Exercise instructions:
Reproduce the listing verbatim, starting at its first line and ending at the line that contains "- footnote-body: [62, 1048, 865, 1158]", with both of those lines included.
****
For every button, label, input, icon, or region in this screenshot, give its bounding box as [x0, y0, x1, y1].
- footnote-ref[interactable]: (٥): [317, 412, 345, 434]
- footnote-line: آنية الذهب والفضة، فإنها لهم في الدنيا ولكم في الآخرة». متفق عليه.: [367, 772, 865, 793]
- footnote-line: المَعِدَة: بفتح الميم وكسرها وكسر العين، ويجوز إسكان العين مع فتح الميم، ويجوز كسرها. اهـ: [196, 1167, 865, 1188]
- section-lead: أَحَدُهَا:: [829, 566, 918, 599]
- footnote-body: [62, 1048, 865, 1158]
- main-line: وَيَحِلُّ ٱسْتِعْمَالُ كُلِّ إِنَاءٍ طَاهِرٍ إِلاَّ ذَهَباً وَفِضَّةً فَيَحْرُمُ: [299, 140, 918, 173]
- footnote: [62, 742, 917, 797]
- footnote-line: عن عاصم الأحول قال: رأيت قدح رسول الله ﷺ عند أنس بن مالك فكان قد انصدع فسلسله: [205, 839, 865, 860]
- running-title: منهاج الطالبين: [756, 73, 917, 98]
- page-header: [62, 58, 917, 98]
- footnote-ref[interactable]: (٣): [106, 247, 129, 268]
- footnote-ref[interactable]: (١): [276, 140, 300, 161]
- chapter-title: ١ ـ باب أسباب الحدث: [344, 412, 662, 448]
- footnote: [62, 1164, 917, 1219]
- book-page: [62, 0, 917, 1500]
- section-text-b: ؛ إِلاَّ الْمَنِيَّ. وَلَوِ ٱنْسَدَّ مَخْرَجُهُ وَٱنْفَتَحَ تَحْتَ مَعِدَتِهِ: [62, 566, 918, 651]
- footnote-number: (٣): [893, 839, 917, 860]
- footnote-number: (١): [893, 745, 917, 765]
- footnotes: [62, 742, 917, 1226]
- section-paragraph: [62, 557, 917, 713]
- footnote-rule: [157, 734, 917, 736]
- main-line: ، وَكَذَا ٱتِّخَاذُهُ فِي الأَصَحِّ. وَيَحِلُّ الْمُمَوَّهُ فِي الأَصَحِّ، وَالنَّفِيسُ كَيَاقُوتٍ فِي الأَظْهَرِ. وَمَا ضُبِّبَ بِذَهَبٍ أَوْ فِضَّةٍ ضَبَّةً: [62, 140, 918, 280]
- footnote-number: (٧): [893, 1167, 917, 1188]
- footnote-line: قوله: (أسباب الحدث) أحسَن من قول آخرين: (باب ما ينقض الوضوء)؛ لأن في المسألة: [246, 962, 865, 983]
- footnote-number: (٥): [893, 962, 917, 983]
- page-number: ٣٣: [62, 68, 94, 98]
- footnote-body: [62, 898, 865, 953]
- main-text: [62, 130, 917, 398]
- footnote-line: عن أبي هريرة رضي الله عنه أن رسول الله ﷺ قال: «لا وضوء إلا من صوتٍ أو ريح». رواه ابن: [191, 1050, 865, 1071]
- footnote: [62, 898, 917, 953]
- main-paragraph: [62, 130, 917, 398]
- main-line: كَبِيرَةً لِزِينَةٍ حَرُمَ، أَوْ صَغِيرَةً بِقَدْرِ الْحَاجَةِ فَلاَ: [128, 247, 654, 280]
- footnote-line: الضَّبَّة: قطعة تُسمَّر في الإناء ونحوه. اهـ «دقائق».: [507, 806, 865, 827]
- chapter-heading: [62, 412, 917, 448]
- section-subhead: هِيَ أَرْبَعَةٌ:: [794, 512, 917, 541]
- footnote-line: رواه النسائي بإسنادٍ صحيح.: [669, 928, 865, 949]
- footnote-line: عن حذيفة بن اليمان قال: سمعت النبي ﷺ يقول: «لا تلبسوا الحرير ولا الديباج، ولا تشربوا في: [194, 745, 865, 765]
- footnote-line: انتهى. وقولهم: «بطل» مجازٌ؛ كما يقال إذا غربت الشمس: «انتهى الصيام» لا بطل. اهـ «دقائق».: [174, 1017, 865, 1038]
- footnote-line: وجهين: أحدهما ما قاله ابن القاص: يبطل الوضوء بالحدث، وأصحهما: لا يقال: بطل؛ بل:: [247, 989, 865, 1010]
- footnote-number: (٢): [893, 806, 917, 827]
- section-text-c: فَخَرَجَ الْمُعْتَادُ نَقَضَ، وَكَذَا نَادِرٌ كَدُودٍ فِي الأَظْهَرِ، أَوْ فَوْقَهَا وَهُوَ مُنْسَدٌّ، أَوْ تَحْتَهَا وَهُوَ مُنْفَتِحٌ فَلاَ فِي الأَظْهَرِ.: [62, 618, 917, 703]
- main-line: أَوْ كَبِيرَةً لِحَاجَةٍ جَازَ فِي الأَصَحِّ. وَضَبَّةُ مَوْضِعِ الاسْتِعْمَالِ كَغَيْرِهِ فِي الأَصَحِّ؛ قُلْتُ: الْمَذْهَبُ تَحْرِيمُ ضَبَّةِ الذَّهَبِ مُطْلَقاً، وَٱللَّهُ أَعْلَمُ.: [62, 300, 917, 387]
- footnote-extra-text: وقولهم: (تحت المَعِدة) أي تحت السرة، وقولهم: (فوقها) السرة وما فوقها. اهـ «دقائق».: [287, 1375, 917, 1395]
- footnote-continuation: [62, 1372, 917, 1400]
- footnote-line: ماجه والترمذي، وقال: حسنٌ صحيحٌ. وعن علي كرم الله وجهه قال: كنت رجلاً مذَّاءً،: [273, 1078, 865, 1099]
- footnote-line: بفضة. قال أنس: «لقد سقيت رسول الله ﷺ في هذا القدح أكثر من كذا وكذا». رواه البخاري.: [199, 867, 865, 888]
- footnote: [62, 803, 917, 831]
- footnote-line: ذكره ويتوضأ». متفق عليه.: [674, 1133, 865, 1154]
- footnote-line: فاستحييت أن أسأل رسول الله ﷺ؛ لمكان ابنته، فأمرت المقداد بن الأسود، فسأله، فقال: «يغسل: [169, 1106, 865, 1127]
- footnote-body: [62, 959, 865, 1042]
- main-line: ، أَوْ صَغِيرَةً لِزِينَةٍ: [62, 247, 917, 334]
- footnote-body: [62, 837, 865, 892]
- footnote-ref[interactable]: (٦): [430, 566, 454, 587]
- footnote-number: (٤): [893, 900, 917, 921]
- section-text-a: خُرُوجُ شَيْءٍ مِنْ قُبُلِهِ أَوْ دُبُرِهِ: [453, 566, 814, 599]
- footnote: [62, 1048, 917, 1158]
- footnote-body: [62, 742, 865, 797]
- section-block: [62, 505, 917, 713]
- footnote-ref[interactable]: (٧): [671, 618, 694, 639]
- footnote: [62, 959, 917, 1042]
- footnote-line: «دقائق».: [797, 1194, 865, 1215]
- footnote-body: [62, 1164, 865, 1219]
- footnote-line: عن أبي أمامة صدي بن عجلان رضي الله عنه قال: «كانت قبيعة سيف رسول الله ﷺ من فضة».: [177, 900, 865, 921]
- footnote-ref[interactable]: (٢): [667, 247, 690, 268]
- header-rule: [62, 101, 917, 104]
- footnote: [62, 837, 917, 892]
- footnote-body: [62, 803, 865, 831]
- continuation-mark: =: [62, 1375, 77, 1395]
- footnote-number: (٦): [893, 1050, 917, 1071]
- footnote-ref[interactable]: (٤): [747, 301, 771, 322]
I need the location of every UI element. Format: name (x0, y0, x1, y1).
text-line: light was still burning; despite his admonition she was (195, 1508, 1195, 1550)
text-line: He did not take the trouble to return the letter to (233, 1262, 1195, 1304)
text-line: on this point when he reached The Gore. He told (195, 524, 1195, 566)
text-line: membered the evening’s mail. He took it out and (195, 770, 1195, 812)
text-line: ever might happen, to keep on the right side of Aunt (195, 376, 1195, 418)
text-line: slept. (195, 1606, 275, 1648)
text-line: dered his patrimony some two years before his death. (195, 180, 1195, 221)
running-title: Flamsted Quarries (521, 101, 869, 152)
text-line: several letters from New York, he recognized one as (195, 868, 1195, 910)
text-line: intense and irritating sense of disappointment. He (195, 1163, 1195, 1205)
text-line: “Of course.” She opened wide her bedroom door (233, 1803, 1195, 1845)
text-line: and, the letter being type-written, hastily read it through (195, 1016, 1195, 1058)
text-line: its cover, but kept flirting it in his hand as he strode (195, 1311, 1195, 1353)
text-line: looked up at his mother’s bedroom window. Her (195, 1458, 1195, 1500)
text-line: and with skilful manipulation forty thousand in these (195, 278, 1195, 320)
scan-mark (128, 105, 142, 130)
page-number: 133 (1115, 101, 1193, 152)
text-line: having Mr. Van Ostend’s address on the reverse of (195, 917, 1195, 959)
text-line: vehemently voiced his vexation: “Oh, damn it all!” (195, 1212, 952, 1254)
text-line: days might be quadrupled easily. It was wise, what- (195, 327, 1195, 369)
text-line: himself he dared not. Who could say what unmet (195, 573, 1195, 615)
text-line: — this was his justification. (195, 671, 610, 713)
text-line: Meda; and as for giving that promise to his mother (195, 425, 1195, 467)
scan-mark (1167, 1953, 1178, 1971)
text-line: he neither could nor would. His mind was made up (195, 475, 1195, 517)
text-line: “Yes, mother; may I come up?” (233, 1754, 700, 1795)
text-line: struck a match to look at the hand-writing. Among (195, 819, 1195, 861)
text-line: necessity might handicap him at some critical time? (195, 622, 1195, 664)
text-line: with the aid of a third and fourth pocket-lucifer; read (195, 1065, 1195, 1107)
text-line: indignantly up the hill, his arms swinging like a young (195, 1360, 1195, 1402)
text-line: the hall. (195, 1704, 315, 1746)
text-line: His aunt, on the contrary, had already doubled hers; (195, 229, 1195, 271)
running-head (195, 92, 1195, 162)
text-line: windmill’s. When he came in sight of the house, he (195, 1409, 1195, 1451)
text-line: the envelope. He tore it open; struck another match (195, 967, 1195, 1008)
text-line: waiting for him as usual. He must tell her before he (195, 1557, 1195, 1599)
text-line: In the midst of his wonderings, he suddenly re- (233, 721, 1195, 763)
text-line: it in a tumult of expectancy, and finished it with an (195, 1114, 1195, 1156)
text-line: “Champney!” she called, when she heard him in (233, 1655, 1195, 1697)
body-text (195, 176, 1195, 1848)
****
Output for this exercise:
For every button, label, input, icon, or region in this screenshot, give its bounding box as [x0, y0, x1, y1].
- footnote-ref[interactable]: (٥): [317, 412, 345, 434]
- footnote-line: آنية الذهب والفضة، فإنها لهم في الدنيا ولكم في الآخرة». متفق عليه.: [367, 772, 865, 793]
- footnote-line: المَعِدَة: بفتح الميم وكسرها وكسر العين، ويجوز إسكان العين مع فتح الميم، ويجوز كسرها. اهـ: [196, 1167, 865, 1188]
- section-lead: أَحَدُهَا:: [829, 566, 918, 599]
- footnote-body: [62, 1048, 865, 1158]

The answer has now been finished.